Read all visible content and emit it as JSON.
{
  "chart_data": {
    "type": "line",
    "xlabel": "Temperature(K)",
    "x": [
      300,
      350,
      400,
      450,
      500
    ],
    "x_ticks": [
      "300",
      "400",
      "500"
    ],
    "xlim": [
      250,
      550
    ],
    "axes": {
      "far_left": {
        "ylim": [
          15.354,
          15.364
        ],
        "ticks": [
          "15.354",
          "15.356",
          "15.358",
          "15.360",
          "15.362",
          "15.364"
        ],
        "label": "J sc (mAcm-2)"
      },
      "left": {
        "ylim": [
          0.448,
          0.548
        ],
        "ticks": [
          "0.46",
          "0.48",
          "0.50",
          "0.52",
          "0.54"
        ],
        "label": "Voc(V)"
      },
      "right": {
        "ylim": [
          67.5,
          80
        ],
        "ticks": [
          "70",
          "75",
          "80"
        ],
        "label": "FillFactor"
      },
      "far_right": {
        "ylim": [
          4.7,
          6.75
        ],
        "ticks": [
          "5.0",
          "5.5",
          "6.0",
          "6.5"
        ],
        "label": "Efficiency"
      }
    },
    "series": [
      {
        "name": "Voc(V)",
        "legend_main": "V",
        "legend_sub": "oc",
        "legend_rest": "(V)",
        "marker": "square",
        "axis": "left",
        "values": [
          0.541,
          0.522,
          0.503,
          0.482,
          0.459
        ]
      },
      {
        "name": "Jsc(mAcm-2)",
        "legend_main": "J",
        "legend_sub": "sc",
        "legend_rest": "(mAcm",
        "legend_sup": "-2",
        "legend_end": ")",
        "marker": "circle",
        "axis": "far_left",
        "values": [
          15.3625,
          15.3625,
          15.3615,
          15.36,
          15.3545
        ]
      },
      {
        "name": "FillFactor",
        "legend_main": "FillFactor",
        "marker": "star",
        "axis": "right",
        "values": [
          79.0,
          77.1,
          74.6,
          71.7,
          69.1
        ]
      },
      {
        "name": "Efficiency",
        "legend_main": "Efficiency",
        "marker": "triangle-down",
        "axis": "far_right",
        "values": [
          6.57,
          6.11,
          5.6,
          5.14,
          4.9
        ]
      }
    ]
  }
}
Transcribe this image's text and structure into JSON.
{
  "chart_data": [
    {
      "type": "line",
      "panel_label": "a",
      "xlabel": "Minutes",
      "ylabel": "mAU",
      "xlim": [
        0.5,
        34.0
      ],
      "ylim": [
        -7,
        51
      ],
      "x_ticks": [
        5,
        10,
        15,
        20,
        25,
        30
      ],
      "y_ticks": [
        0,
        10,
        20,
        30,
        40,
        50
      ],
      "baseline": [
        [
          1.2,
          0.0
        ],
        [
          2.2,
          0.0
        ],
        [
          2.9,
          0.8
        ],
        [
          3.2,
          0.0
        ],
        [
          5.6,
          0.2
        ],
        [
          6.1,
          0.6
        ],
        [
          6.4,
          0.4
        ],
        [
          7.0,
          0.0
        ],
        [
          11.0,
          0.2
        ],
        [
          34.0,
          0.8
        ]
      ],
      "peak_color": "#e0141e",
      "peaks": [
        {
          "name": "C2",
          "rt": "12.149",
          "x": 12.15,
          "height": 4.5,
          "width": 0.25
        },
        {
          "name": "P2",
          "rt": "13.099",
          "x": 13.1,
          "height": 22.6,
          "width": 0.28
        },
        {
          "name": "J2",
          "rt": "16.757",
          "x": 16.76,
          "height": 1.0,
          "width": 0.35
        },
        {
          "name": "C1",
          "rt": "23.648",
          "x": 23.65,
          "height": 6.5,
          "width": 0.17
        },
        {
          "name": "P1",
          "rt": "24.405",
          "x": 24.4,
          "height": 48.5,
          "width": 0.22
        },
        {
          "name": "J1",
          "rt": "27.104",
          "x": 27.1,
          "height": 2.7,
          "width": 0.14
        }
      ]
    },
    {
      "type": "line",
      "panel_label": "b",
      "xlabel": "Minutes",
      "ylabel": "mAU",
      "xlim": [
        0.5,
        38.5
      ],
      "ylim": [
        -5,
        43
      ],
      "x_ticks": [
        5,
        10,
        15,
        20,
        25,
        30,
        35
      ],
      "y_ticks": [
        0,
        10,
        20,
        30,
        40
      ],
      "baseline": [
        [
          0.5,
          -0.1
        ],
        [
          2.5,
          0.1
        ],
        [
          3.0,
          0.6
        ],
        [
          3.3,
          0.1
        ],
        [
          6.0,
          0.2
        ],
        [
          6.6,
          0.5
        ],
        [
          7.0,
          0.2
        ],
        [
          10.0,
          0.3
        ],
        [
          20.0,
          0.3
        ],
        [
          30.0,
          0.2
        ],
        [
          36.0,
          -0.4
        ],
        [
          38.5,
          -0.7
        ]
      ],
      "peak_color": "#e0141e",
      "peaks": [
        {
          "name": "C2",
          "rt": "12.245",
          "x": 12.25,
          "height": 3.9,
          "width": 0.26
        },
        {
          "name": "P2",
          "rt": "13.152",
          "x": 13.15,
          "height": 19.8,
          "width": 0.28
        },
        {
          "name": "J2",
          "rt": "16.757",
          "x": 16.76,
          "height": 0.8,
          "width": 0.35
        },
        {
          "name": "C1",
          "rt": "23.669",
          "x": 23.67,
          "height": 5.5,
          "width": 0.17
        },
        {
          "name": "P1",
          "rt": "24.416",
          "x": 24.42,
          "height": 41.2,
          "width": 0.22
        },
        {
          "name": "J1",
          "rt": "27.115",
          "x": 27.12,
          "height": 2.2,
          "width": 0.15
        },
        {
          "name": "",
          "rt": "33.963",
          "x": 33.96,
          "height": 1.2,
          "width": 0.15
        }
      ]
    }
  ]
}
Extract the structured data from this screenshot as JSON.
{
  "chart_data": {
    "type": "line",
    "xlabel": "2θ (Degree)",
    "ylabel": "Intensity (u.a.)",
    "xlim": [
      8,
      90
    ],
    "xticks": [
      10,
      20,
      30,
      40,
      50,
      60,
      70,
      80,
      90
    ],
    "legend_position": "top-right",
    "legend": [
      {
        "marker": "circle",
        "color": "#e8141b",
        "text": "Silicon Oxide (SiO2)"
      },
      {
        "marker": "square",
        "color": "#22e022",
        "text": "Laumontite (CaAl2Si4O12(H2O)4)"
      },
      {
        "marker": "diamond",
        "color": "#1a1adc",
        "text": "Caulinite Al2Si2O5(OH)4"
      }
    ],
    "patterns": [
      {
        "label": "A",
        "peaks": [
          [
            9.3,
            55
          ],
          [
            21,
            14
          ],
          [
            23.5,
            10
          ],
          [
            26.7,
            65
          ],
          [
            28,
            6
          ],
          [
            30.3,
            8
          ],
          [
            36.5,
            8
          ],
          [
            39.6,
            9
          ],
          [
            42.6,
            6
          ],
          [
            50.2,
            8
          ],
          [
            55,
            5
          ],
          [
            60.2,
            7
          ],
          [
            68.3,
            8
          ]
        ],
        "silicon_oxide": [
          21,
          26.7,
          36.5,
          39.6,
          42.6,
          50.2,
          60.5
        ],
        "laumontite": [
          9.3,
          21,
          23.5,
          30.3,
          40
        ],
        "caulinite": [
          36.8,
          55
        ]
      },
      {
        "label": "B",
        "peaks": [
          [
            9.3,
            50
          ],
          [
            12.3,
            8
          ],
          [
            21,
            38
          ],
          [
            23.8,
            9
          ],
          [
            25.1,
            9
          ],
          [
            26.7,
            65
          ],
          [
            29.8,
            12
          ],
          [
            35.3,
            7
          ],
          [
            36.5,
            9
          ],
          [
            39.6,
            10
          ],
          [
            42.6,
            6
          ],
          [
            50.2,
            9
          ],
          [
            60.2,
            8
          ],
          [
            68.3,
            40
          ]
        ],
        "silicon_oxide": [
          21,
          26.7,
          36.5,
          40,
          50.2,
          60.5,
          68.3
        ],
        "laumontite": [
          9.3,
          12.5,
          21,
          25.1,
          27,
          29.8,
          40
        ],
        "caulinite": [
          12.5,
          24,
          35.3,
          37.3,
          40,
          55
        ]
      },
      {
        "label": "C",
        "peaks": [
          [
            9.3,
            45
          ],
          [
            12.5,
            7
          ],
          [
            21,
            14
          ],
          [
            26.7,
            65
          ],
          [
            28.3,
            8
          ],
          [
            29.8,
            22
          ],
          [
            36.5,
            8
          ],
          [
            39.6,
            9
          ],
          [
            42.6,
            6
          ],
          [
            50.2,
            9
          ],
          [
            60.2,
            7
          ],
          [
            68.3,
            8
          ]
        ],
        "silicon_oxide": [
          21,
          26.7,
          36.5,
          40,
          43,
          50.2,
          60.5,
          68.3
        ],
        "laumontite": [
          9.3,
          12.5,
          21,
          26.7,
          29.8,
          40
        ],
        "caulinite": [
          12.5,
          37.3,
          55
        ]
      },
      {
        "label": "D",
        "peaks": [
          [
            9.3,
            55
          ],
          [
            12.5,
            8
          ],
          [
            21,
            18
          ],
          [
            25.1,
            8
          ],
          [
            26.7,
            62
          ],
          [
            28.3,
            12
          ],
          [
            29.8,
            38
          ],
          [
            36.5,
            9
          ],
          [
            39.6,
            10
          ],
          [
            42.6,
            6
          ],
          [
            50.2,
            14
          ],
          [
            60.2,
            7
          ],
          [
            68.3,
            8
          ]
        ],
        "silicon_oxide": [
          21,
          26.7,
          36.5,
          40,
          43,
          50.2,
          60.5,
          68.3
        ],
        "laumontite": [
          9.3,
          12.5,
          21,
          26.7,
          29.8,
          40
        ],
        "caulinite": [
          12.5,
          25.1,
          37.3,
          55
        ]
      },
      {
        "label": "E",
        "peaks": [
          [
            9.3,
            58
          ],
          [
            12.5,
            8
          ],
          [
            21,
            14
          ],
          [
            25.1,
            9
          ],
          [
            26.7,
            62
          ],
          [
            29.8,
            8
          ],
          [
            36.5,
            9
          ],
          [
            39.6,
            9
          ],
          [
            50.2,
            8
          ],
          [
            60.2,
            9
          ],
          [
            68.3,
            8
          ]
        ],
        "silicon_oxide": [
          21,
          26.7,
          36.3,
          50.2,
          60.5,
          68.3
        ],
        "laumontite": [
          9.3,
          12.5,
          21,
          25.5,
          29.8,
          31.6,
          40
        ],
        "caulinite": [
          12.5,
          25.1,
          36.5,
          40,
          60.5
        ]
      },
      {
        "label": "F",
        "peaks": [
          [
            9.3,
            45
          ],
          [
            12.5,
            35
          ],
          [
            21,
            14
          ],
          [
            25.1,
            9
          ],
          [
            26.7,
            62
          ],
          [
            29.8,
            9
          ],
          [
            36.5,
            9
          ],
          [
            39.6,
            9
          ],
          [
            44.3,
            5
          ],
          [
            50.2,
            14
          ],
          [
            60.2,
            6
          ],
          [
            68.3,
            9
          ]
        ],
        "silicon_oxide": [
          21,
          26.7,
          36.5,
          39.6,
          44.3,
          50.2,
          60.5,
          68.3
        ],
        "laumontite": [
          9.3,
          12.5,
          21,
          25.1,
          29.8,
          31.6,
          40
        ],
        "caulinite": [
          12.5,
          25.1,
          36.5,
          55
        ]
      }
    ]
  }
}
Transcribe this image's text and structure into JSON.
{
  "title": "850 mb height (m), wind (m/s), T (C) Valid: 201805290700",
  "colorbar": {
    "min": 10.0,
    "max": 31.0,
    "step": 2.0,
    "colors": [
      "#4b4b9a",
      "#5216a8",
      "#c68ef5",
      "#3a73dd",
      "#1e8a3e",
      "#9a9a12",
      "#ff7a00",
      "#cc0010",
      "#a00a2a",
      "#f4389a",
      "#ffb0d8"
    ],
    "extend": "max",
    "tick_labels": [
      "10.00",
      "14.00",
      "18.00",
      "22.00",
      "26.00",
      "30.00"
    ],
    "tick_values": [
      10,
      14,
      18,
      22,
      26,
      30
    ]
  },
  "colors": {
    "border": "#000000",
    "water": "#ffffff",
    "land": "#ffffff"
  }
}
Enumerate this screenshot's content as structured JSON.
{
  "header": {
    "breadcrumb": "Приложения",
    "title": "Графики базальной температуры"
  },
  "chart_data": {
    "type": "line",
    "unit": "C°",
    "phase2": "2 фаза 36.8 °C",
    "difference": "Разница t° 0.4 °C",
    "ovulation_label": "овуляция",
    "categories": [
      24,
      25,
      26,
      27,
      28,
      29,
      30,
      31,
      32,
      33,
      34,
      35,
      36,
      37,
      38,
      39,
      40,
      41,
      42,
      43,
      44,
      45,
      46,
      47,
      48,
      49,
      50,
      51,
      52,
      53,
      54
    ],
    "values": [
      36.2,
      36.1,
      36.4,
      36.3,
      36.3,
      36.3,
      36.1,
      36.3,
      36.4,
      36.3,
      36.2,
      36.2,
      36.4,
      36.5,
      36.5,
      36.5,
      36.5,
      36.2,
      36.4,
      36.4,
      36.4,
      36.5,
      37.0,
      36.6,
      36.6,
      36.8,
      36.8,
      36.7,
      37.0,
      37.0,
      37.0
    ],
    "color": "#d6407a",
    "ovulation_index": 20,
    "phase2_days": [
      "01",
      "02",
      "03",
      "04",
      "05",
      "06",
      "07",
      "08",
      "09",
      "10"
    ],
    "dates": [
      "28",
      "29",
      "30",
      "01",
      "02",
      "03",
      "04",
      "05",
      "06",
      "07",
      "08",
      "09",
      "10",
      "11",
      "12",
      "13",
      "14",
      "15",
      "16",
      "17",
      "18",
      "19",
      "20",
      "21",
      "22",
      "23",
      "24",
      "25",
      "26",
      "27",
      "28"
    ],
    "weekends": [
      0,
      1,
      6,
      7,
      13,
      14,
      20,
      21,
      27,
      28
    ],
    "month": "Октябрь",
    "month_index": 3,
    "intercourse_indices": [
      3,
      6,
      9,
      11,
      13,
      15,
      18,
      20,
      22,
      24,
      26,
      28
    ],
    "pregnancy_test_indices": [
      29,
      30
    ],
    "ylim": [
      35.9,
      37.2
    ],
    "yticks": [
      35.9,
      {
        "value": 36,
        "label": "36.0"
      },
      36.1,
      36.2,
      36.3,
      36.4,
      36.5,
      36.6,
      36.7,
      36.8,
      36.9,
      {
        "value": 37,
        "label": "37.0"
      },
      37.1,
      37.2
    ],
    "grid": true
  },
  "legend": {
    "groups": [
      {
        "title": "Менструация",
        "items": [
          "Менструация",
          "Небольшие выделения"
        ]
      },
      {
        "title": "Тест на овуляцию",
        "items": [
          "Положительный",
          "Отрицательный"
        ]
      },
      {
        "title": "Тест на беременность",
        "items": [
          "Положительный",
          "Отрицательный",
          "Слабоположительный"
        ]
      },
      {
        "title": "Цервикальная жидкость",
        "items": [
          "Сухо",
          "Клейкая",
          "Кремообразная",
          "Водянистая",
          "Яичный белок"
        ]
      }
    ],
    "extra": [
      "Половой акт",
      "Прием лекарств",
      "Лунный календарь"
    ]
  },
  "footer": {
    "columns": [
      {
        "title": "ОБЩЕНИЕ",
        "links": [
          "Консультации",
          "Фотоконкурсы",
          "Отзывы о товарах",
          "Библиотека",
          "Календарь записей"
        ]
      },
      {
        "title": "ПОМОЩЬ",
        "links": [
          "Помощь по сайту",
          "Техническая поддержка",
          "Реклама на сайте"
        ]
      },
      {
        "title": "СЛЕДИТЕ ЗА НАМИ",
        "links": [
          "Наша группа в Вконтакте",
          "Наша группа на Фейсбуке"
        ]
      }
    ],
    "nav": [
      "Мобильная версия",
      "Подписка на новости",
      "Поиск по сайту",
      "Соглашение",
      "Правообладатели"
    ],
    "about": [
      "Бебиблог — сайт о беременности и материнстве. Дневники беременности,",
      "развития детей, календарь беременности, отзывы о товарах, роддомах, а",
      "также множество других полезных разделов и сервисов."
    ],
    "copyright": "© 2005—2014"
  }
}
※ ※ ※
Give only the number of lines in the listing above that include the string "Efficiency".

3